Quote the listing below in its entirety.

------ Exercise inputs

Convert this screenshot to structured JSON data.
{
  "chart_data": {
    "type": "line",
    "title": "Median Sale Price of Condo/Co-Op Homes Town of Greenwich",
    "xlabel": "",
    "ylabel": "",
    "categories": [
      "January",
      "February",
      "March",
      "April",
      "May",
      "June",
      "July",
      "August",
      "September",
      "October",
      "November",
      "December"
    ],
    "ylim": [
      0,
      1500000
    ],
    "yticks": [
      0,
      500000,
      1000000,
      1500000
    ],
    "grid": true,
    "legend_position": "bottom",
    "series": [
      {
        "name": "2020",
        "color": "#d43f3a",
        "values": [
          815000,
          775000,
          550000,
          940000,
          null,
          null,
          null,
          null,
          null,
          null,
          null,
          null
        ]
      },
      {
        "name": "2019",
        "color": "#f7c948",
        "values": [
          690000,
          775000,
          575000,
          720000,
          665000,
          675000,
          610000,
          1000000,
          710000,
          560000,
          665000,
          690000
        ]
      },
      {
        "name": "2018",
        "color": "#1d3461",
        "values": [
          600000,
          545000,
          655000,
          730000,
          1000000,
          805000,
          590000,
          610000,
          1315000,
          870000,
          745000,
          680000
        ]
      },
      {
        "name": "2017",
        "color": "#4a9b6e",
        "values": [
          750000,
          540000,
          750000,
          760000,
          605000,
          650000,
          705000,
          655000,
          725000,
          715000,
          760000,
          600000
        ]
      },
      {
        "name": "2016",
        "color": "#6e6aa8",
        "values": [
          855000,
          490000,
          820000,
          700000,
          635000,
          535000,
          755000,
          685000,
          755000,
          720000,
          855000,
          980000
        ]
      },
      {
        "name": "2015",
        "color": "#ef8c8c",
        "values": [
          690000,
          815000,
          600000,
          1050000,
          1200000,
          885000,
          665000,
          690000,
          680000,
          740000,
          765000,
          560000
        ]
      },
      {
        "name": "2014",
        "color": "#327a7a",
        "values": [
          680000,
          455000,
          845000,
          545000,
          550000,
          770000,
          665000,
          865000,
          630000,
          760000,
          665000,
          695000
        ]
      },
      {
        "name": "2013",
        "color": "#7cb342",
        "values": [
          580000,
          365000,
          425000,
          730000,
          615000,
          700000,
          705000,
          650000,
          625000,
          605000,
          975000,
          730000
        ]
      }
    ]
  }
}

------------

**Answer in full**
Convert this screenshot to structured JSON data.
{
  "chart_data": {
    "type": "line",
    "title": "Median Sale Price of Condo/Co-Op Homes Town of Greenwich",
    "xlabel": "",
    "ylabel": "",
    "categories": [
      "January",
      "February",
      "March",
      "April",
      "May",
      "June",
      "July",
      "August",
      "September",
      "October",
      "November",
      "December"
    ],
    "ylim": [
      0,
      1500000
    ],
    "yticks": [
      0,
      500000,
      1000000,
      1500000
    ],
    "grid": true,
    "legend_position": "bottom",
    "series": [
      {
        "name": "2020",
        "color": "#d43f3a",
        "values": [
          815000,
          775000,
          550000,
          940000,
          null,
          null,
          null,
          null,
          null,
          null,
          null,
          null
        ]
      },
      {
        "name": "2019",
        "color": "#f7c948",
        "values": [
          690000,
          775000,
          575000,
          720000,
          665000,
          675000,
          610000,
          1000000,
          710000,
          560000,
          665000,
          690000
        ]
      },
      {
        "name": "2018",
        "color": "#1d3461",
        "values": [
          600000,
          545000,
          655000,
          730000,
          1000000,
          805000,
          590000,
          610000,
          1315000,
          870000,
          745000,
          680000
        ]
      },
      {
        "name": "2017",
        "color": "#4a9b6e",
        "values": [
          750000,
          540000,
          750000,
          760000,
          605000,
          650000,
          705000,
          655000,
          725000,
          715000,
          760000,
          600000
        ]
      },
      {
        "name": "2016",
        "color": "#6e6aa8",
        "values": [
          855000,
          490000,
          820000,
          700000,
          635000,
          535000,
          755000,
          685000,
          755000,
          720000,
          855000,
          980000
        ]
      },
      {
        "name": "2015",
        "color": "#ef8c8c",
        "values": [
          690000,
          815000,
          600000,
          1050000,
          1200000,
          885000,
          665000,
          690000,
          680000,
          740000,
          765000,
          560000
        ]
      },
      {
        "name": "2014",
        "color": "#327a7a",
        "values": [
          680000,
          455000,
          845000,
          545000,
          550000,
          770000,
          665000,
          865000,
          630000,
          760000,
          665000,
          695000
        ]
      },
      {
        "name": "2013",
        "color": "#7cb342",
        "values": [
          580000,
          365000,
          425000,
          730000,
          615000,
          700000,
          705000,
          650000,
          625000,
          605000,
          975000,
          730000
        ]
      }
    ]
  }
}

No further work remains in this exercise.